Dataset records >>
+++++

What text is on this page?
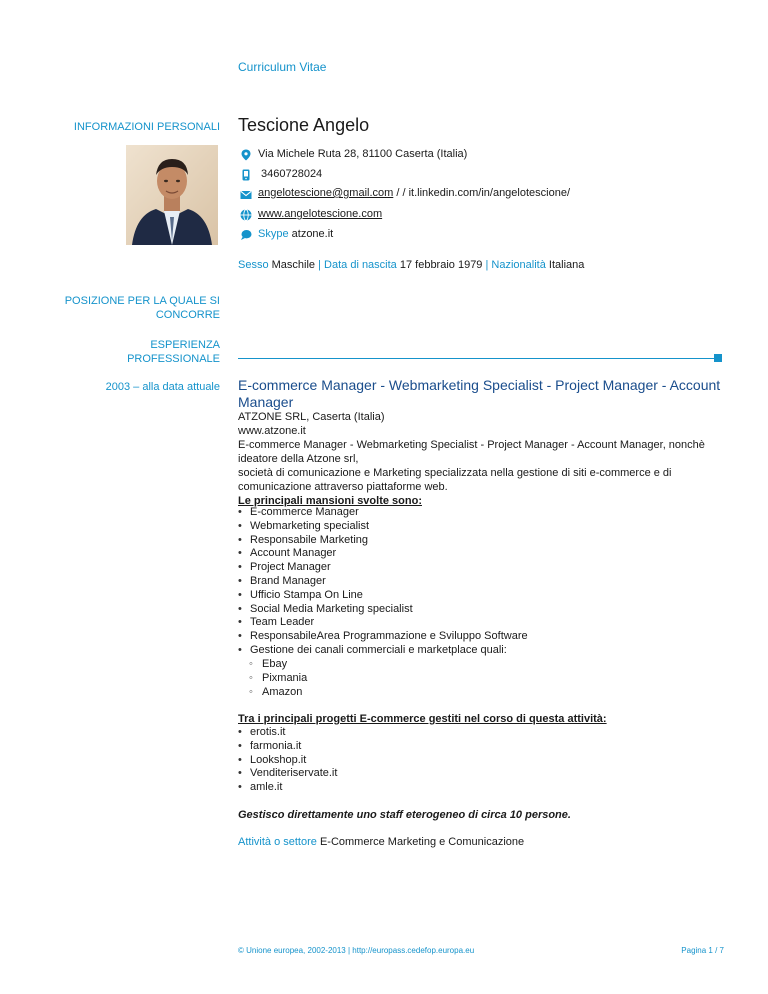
Curriculum Vitae
INFORMAZIONI PERSONALI
POSIZIONE PER LA QUALE SI
CONCORRE
ESPERIENZA
PROFESSIONALE
2003 – alla data attuale
Tescione Angelo
Via Michele Ruta 28, 81100 Caserta (Italia)
3460728024
angelotescione@gmail.com / / it.linkedin.com/in/angelotescione/
www.angelotescione.com
Skype atzone.it
Sesso Maschile | Data di nascita 17 febbraio 1979 | Nazionalità Italiana
E-commerce Manager - Webmarketing Specialist - Project Manager - Account Manager
ATZONE SRL, Caserta (Italia)
www.atzone.it
E-commerce Manager - Webmarketing Specialist - Project Manager - Account Manager, nonchè
ideatore della Atzone srl,
società di comunicazione e Marketing specializzata nella gestione di siti e-commerce e di
comunicazione attraverso piattaforme web.
Le principali mansioni svolte sono:
• E-commerce Manager
• Webmarketing specialist
• Responsabile Marketing
• Account Manager
• Project Manager
• Brand Manager
• Ufficio Stampa On Line
• Social Media Marketing specialist
• Team Leader
• ResponsabileArea Programmazione e Sviluppo Software
• Gestione dei canali commerciali e marketplace quali:
◦ Ebay
◦ Pixmania
◦ Amazon
Tra i principali progetti E-commerce gestiti nel corso di questa attività:
• erotis.it
• farmonia.it
• Lookshop.it
• Venditeriservate.it
• amle.it
Gestisco direttamente uno staff eterogeneo di circa 10 persone.
Attività o settore E-Commerce Marketing e Comunicazione
© Unione europea, 2002-2013 | http://europass.cedefop.europa.eu	Pagina 1 / 7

+++++

Your objective >>
Copy out each line of the data containing the string "Manager".

Final result >>
E-commerce Manager - Webmarketing Specialist - Project Manager - Account Manager
E-commerce Manager - Webmarketing Specialist - Project Manager - Account Manager, nonchè
• E-commerce Manager
• Account Manager
• Project Manager
• Brand Manager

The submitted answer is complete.